- Required task: Find the string "EACH" in the listing and report every line that has it.

A run of records:

___

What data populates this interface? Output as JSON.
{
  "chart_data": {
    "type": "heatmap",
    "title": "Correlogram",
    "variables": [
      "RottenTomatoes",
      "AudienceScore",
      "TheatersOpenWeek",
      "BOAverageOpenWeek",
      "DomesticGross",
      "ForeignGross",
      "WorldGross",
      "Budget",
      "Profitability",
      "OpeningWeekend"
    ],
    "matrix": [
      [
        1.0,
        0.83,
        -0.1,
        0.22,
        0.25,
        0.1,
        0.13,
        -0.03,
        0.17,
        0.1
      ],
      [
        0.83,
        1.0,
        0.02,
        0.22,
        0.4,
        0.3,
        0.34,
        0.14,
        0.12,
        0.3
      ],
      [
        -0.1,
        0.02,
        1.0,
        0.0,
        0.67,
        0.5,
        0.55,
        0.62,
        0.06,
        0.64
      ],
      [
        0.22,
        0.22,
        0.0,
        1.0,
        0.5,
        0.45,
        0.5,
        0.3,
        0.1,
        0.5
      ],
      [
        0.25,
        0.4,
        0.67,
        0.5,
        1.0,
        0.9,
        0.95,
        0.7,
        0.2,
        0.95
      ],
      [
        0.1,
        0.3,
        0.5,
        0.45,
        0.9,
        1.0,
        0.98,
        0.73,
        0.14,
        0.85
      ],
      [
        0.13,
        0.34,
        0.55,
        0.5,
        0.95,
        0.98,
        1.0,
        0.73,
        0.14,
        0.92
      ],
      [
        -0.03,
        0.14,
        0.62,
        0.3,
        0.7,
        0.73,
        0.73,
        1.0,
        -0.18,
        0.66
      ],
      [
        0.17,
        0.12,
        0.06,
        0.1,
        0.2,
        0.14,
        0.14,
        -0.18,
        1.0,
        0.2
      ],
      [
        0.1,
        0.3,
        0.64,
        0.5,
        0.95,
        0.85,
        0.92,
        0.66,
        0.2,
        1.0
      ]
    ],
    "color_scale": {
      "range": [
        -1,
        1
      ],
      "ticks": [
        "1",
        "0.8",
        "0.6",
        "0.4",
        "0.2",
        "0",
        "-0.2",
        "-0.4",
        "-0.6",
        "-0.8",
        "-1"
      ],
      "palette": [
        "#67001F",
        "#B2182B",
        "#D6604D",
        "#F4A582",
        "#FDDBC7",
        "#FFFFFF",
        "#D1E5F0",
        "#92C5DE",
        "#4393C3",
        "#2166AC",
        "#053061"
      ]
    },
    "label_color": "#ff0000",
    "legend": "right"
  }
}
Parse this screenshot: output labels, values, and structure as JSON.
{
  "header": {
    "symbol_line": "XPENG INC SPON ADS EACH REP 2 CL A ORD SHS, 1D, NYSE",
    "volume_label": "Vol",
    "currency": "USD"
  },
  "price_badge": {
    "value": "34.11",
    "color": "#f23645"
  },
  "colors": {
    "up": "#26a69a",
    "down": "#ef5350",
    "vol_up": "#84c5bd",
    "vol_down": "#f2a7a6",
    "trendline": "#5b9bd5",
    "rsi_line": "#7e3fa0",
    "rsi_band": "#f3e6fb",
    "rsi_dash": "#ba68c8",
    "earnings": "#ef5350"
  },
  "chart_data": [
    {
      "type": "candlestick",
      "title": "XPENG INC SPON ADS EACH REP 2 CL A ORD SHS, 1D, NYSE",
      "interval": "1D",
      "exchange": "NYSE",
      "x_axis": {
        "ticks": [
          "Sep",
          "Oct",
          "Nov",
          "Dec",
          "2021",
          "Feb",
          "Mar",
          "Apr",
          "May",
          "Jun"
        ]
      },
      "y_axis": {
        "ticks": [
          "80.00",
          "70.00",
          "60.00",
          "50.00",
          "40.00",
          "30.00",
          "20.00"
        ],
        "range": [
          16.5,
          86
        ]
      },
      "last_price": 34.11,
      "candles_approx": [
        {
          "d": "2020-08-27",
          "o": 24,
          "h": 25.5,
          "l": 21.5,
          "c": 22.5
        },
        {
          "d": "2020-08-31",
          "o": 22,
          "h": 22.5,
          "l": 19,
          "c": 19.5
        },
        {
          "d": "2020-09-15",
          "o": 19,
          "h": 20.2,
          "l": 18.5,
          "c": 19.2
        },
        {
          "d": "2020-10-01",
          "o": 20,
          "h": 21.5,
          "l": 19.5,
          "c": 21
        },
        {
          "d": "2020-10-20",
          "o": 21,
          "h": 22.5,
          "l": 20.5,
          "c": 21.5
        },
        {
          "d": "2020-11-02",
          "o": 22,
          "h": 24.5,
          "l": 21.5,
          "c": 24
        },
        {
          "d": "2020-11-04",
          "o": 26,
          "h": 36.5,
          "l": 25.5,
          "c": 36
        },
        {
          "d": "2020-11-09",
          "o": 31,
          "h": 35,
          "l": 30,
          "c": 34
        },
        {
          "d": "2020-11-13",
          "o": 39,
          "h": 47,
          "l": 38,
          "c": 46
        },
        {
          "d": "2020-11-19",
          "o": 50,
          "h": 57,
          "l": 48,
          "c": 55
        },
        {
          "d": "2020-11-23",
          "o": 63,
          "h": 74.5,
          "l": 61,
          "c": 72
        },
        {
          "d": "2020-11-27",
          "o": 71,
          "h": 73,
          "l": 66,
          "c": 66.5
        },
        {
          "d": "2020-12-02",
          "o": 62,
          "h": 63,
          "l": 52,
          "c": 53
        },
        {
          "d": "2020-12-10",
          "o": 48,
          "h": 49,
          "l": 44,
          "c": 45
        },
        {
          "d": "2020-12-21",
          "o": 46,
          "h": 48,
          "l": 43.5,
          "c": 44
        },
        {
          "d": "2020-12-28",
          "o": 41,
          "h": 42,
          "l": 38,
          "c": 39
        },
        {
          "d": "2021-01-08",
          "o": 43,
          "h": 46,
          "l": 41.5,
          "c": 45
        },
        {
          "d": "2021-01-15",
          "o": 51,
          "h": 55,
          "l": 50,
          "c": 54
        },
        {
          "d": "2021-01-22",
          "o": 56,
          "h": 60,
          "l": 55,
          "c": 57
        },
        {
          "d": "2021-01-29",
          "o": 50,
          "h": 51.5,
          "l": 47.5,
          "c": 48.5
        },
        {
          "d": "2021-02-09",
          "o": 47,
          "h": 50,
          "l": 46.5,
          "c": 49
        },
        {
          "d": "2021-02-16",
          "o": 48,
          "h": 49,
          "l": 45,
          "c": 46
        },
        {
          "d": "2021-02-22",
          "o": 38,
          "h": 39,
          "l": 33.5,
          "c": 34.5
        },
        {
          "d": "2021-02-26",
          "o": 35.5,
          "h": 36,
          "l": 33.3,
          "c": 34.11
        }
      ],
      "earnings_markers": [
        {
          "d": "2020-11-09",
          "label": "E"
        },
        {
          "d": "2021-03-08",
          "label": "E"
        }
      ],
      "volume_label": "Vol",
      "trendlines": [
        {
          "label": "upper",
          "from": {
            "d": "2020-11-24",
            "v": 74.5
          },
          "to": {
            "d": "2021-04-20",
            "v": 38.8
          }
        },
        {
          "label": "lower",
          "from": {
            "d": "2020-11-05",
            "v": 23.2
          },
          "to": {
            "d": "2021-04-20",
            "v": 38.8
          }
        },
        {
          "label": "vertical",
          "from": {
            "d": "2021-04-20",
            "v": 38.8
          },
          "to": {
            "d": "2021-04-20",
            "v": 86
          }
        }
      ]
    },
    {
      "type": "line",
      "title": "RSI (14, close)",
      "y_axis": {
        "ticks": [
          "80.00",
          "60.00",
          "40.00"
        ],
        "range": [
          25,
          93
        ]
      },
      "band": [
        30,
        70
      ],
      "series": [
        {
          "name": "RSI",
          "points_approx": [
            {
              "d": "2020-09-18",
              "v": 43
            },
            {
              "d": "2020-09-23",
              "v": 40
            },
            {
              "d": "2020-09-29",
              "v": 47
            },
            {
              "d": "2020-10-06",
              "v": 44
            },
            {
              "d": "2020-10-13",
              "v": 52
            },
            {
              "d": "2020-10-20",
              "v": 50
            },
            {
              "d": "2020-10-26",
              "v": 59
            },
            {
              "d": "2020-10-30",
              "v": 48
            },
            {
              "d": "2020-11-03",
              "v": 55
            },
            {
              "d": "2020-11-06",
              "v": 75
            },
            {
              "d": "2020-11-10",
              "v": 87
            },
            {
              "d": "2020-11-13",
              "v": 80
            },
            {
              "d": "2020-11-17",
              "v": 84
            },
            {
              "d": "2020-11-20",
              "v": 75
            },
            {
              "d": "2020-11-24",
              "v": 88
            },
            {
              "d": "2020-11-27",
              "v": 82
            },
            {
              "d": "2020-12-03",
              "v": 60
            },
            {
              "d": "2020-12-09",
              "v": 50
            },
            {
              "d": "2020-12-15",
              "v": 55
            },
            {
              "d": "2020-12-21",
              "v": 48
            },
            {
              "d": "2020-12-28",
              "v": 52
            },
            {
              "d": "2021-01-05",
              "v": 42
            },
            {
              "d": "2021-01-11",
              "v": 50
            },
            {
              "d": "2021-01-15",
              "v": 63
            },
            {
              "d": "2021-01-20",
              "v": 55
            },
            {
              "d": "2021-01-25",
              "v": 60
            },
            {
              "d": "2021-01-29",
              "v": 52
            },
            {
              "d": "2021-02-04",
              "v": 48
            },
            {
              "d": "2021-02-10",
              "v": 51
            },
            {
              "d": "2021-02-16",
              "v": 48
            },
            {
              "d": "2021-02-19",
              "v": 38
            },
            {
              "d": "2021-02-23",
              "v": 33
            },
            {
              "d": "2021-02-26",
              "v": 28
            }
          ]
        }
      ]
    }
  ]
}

___

- Reply:
    "symbol_line": "XPENG INC SPON ADS EACH REP 2 CL A ORD SHS, 1D, NYSE",
      "title": "XPENG INC SPON ADS EACH REP 2 CL A ORD SHS, 1D, NYSE",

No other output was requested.